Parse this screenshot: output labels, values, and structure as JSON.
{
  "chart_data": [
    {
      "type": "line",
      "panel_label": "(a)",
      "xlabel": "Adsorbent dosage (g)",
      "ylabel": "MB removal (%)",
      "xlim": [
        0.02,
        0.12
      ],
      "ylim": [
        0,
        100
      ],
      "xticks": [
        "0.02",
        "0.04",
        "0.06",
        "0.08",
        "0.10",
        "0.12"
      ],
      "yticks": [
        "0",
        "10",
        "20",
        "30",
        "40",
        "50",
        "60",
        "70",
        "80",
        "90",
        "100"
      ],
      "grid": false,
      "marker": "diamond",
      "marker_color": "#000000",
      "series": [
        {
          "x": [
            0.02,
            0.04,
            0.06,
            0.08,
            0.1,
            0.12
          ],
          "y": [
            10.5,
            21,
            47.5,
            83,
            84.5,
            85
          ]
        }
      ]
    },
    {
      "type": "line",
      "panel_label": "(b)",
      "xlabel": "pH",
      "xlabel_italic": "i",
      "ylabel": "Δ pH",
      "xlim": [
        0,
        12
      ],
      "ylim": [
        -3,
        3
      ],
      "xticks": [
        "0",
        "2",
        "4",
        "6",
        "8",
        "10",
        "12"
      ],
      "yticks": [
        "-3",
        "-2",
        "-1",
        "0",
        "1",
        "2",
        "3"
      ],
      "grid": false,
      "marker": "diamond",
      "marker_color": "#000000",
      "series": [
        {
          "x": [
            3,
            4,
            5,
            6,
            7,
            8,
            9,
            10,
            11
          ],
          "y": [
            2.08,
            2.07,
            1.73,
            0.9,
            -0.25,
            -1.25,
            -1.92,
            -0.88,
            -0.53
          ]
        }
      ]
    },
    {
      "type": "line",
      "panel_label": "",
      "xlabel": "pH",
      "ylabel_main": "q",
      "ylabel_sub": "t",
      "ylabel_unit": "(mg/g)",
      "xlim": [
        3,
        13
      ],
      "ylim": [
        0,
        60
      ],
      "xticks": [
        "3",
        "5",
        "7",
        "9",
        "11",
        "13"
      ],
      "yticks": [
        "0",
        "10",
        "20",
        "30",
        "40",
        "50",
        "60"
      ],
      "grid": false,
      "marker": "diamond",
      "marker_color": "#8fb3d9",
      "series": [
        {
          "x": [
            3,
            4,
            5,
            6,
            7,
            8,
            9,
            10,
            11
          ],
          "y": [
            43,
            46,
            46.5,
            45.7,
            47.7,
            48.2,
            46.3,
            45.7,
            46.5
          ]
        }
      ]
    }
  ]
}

EXERCISE INSTRUCTIONS. Please give back all of the records exactly as written.

RESULT OF THIS TASK.
Parse this screenshot: output labels, values, and structure as JSON.
{
  "chart_data": [
    {
      "type": "line",
      "panel_label": "(a)",
      "xlabel": "Adsorbent dosage (g)",
      "ylabel": "MB removal (%)",
      "xlim": [
        0.02,
        0.12
      ],
      "ylim": [
        0,
        100
      ],
      "xticks": [
        "0.02",
        "0.04",
        "0.06",
        "0.08",
        "0.10",
        "0.12"
      ],
      "yticks": [
        "0",
        "10",
        "20",
        "30",
        "40",
        "50",
        "60",
        "70",
        "80",
        "90",
        "100"
      ],
      "grid": false,
      "marker": "diamond",
      "marker_color": "#000000",
      "series": [
        {
          "x": [
            0.02,
            0.04,
            0.06,
            0.08,
            0.1,
            0.12
          ],
          "y": [
            10.5,
            21,
            47.5,
            83,
            84.5,
            85
          ]
        }
      ]
    },
    {
      "type": "line",
      "panel_label": "(b)",
      "xlabel": "pH",
      "xlabel_italic": "i",
      "ylabel": "Δ pH",
      "xlim": [
        0,
        12
      ],
      "ylim": [
        -3,
        3
      ],
      "xticks": [
        "0",
        "2",
        "4",
        "6",
        "8",
        "10",
        "12"
      ],
      "yticks": [
        "-3",
        "-2",
        "-1",
        "0",
        "1",
        "2",
        "3"
      ],
      "grid": false,
      "marker": "diamond",
      "marker_color": "#000000",
      "series": [
        {
          "x": [
            3,
            4,
            5,
            6,
            7,
            8,
            9,
            10,
            11
          ],
          "y": [
            2.08,
            2.07,
            1.73,
            0.9,
            -0.25,
            -1.25,
            -1.92,
            -0.88,
            -0.53
          ]
        }
      ]
    },
    {
      "type": "line",
      "panel_label": "",
      "xlabel": "pH",
      "ylabel_main": "q",
      "ylabel_sub": "t",
      "ylabel_unit": "(mg/g)",
      "xlim": [
        3,
        13
      ],
      "ylim": [
        0,
        60
      ],
      "xticks": [
        "3",
        "5",
        "7",
        "9",
        "11",
        "13"
      ],
      "yticks": [
        "0",
        "10",
        "20",
        "30",
        "40",
        "50",
        "60"
      ],
      "grid": false,
      "marker": "diamond",
      "marker_color": "#8fb3d9",
      "series": [
        {
          "x": [
            3,
            4,
            5,
            6,
            7,
            8,
            9,
            10,
            11
          ],
          "y": [
            43,
            46,
            46.5,
            45.7,
            47.7,
            48.2,
            46.3,
            45.7,
            46.5
          ]
        }
      ]
    }
  ]
}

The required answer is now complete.